**Task to complete**
Search the listing for "муниципальных" and copy every line where it appears.

**Material shown**
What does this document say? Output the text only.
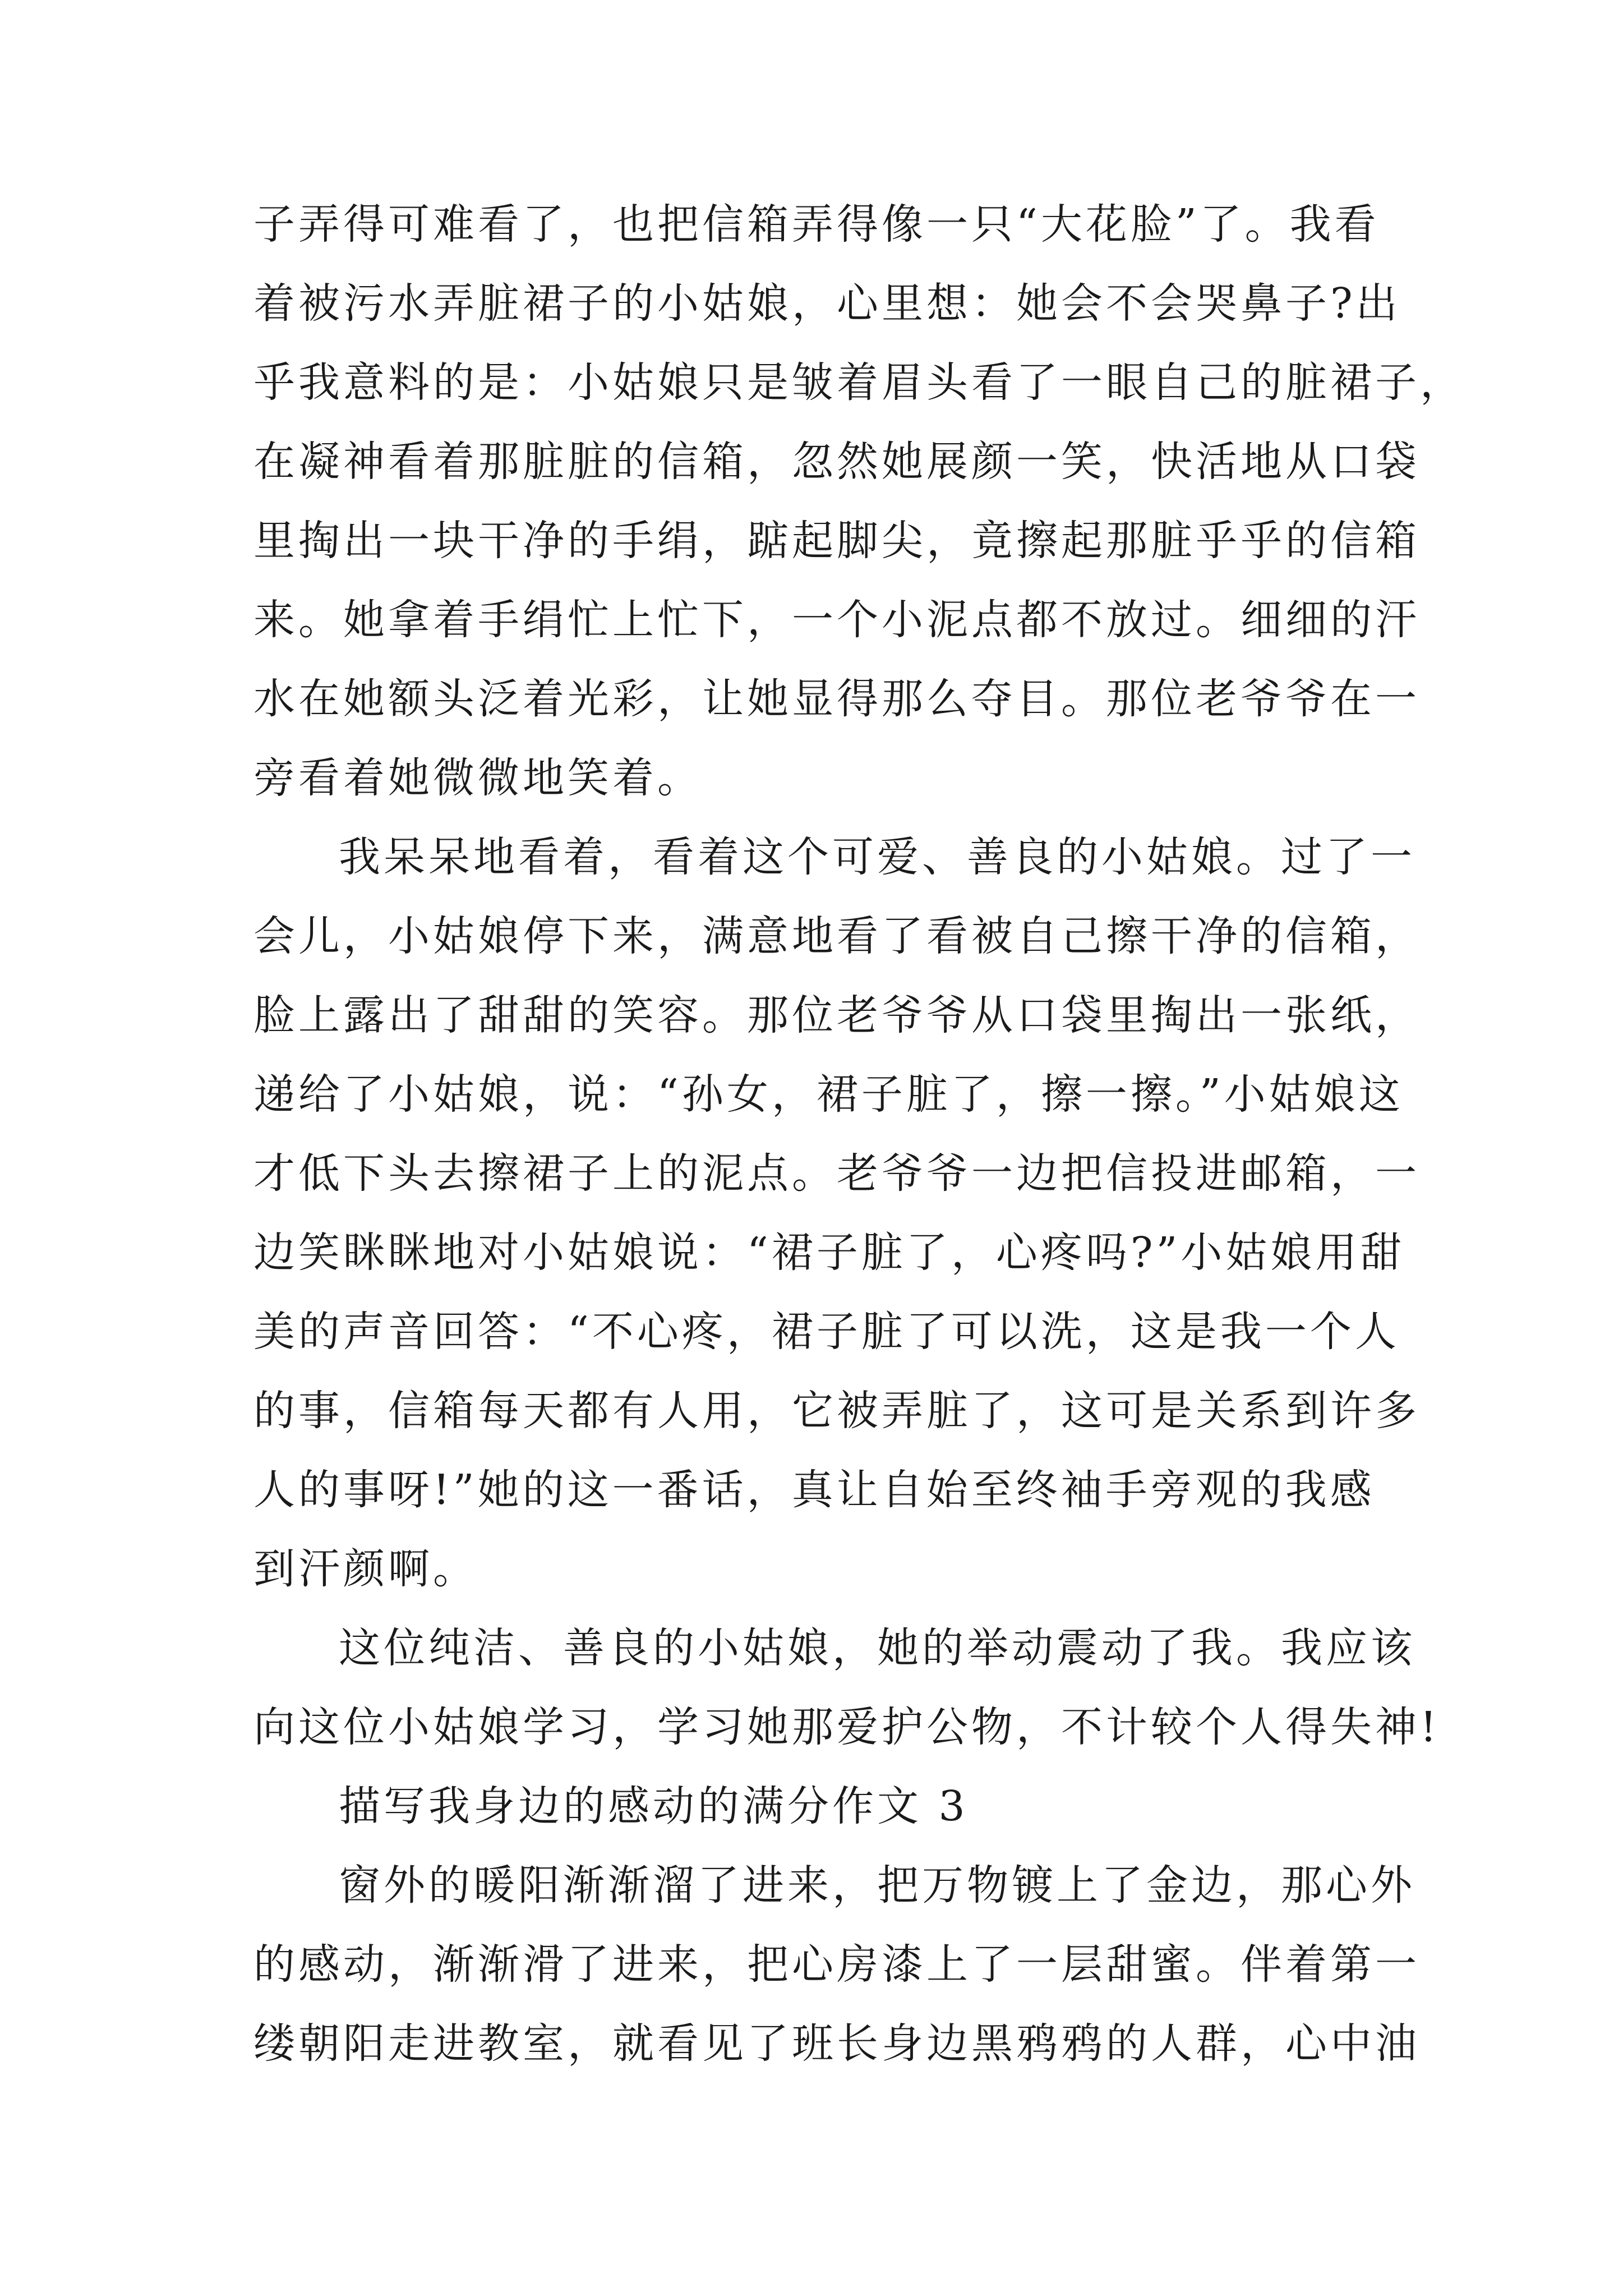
子弄得可难看了，也把信箱弄得像一只“大花脸”了。我看
着被污水弄脏裙子的小姑娘，心里想：她会不会哭鼻子?出
乎我意料的是：小姑娘只是皱着眉头看了一眼自己的脏裙子，
在凝神看着那脏脏的信箱，忽然她展颜一笑，快活地从口袋
里掏出一块干净的手绢，踮起脚尖，竟擦起那脏乎乎的信箱
来。她拿着手绢忙上忙下，一个小泥点都不放过。细细的汗
水在她额头泛着光彩，让她显得那么夺目。那位老爷爷在一
旁看着她微微地笑着。
我呆呆地看着，看着这个可爱、善良的小姑娘。过了一
会儿，小姑娘停下来，满意地看了看被自己擦干净的信箱，
脸上露出了甜甜的笑容。那位老爷爷从口袋里掏出一张纸，
递给了小姑娘，说：“孙女，裙子脏了，擦一擦。”小姑娘这
才低下头去擦裙子上的泥点。老爷爷一边把信投进邮箱，一
边笑眯眯地对小姑娘说：“裙子脏了，心疼吗?”小姑娘用甜
美的声音回答：“不心疼，裙子脏了可以洗，这是我一个人
的事，信箱每天都有人用，它被弄脏了，这可是关系到许多
人的事呀!”她的这一番话，真让自始至终袖手旁观的我感
到汗颜啊。
这位纯洁、善良的小姑娘，她的举动震动了我。我应该
向这位小姑娘学习，学习她那爱护公物，不计较个人得失神!
描写我身边的感动的满分作文 3
窗外的暖阳渐渐溜了进来，把万物镀上了金边，那心外
的感动，渐渐滑了进来，把心房漆上了一层甜蜜。伴着第一
缕朝阳走进教室，就看见了班长身边黑鸦鸦的人群，心中油
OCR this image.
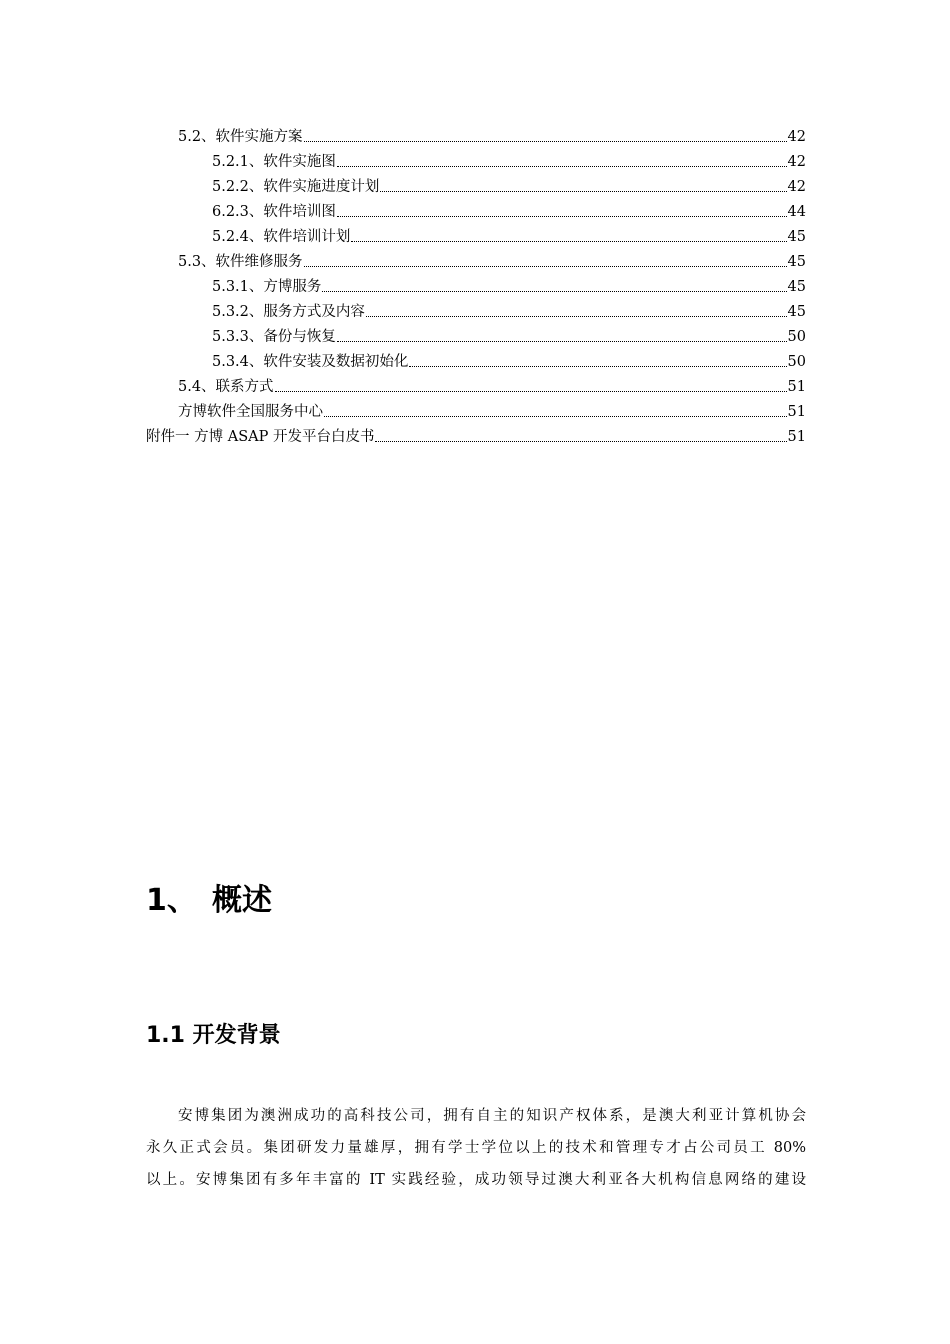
5.2、软件实施方案	42
5.2.1、软件实施图	42
5.2.2、软件实施进度计划	42
6.2.3、软件培训图	44
5.2.4、软件培训计划	45
5.3、软件维修服务	45
5.3.1、方博服务	45
5.3.2、服务方式及内容	45
5.3.3、备份与恢复	50
5.3.4、软件安装及数据初始化	50
5.4、联系方式	51
方博软件全国服务中心	51
附件一 方博 ASAP 开发平台白皮书	51
1、 概述
1.1 开发背景
安博集团为澳洲成功的高科技公司，拥有自主的知识产权体系，是澳大利亚计算机协会
永久正式会员。集团研发力量雄厚，拥有学士学位以上的技术和管理专才占公司员工 80%
以上。安博集团有多年丰富的 IT 实践经验，成功领导过澳大利亚各大机构信息网络的建设
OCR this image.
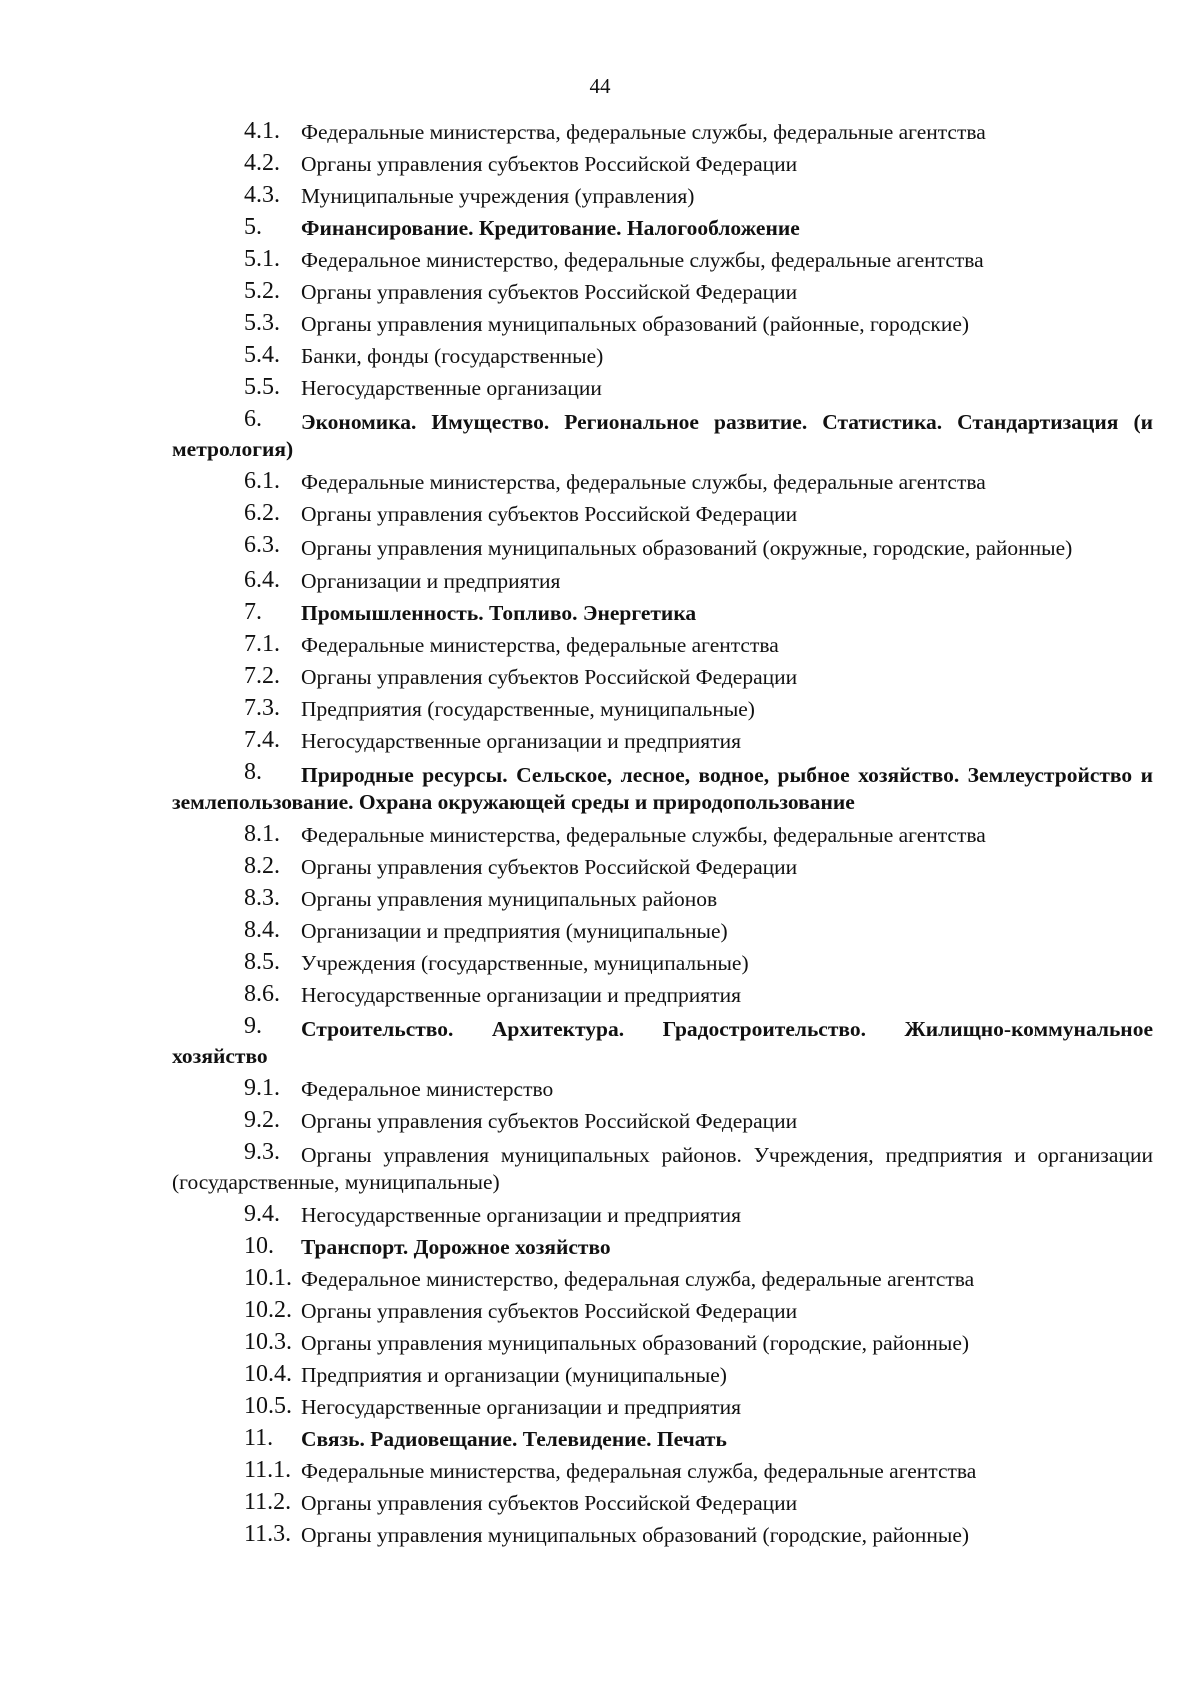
44
4.1. Федеральные министерства, федеральные службы, федеральные агентства
4.2. Органы управления субъектов Российской Федерации
4.3. Муниципальные учреждения (управления)
5. Финансирование. Кредитование. Налогообложение
5.1. Федеральное министерство, федеральные службы, федеральные агентства
5.2. Органы управления субъектов Российской Федерации
5.3. Органы управления муниципальных образований (районные, городские)
5.4. Банки, фонды (государственные)
5.5. Негосударственные организации
6.	Экономика. Имущество. Региональное развитие. Статистика. Стандартизация (и метрология)
6.1. Федеральные министерства, федеральные службы, федеральные агентства
6.2. Органы управления субъектов Российской Федерации
6.3. Органы управления муниципальных образований (окружные, городские, районные)
6.4. Организации и предприятия
7. Промышленность. Топливо. Энергетика
7.1. Федеральные министерства, федеральные агентства
7.2. Органы управления субъектов Российской Федерации
7.3. Предприятия (государственные, муниципальные)
7.4. Негосударственные организации и предприятия
8.	Природные ресурсы. Сельское, лесное, водное, рыбное хозяйство. Землеустройство и землепользование. Охрана окружающей среды и природопользование
8.1. Федеральные министерства, федеральные службы, федеральные агентства
8.2. Органы управления субъектов Российской Федерации
8.3. Органы управления муниципальных районов
8.4. Организации и предприятия (муниципальные)
8.5. Учреждения (государственные, муниципальные)
8.6. Негосударственные организации и предприятия
9.	Строительство. Архитектура. Градостроительство. Жилищно-коммунальное хозяйство
9.1. Федеральное министерство
9.2. Органы управления субъектов Российской Федерации
9.3. Органы управления муниципальных районов. Учреждения, предприятия и организации (государственные, муниципальные)
9.4. Негосударственные организации и предприятия
10. Транспорт. Дорожное хозяйство
10.1. Федеральное министерство, федеральная служба, федеральные агентства
10.2. Органы управления субъектов Российской Федерации
10.3. Органы управления муниципальных образований (городские, районные)
10.4. Предприятия и организации (муниципальные)
10.5. Негосударственные организации и предприятия
11. Связь. Радиовещание. Телевидение. Печать
11.1. Федеральные министерства, федеральная служба, федеральные агентства
11.2. Органы управления субъектов Российской Федерации
11.3. Органы управления муниципальных образований (городские, районные)
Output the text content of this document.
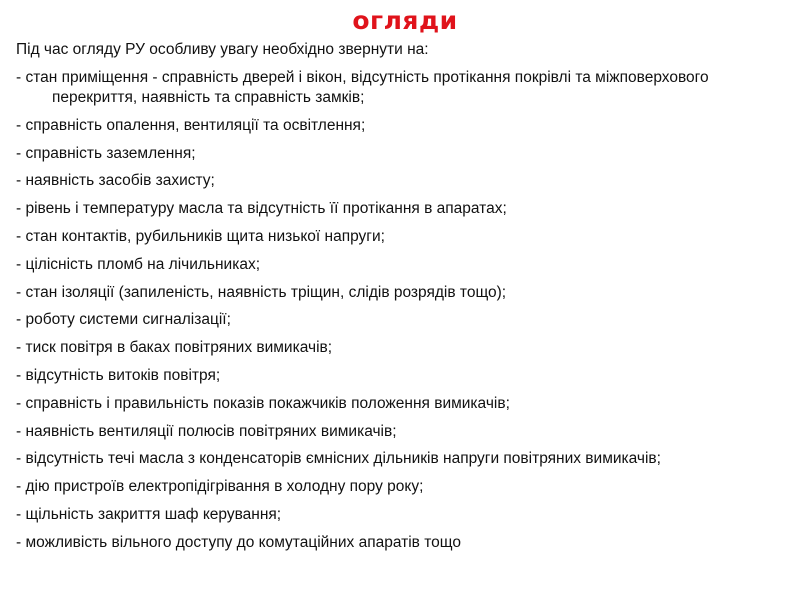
огляди

Під час огляду РУ особливу увагу необхідно звернути на:

- стан приміщення - справність дверей і вікон, відсутність протікання покрівлі та міжповерхового перекриття, наявність та справність замків;
- справність опалення, вентиляції та освітлення;
- справність заземлення;
- наявність засобів захисту;
- рівень і температуру масла та відсутність її протікання в апаратах;
- стан контактів, рубильників щита низької напруги;
- цілісність пломб на лічильниках;
- стан ізоляції (запиленість, наявність тріщин, слідів розрядів тощо);
- роботу системи сигналізації;
- тиск повітря в баках повітряних вимикачів;
- відсутність витоків повітря;
- справність і правильність показів покажчиків положення вимикачів;
- наявність вентиляції полюсів повітряних вимикачів;
- відсутність течі масла з конденсаторів ємнісних дільників напруги повітряних вимикачів;
- дію пристроїв електропідігрівання в холодну пору року;
- щільність закриття шаф керування;
- можливість вільного доступу до комутаційних апаратів тощо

**Exercise result**
5.3. Органы управления муниципальных образований (районные, городские)
6.3. Органы управления муниципальных образований (окружные, городские, районные)
8.3. Органы управления муниципальных районов
9.3. Органы управления муниципальных районов. Учреждения, предприятия и организации (государственные, муниципальные)
10.3. Органы управления муниципальных образований (городские, районные)
11.3. Органы управления муниципальных образований (городские, районные)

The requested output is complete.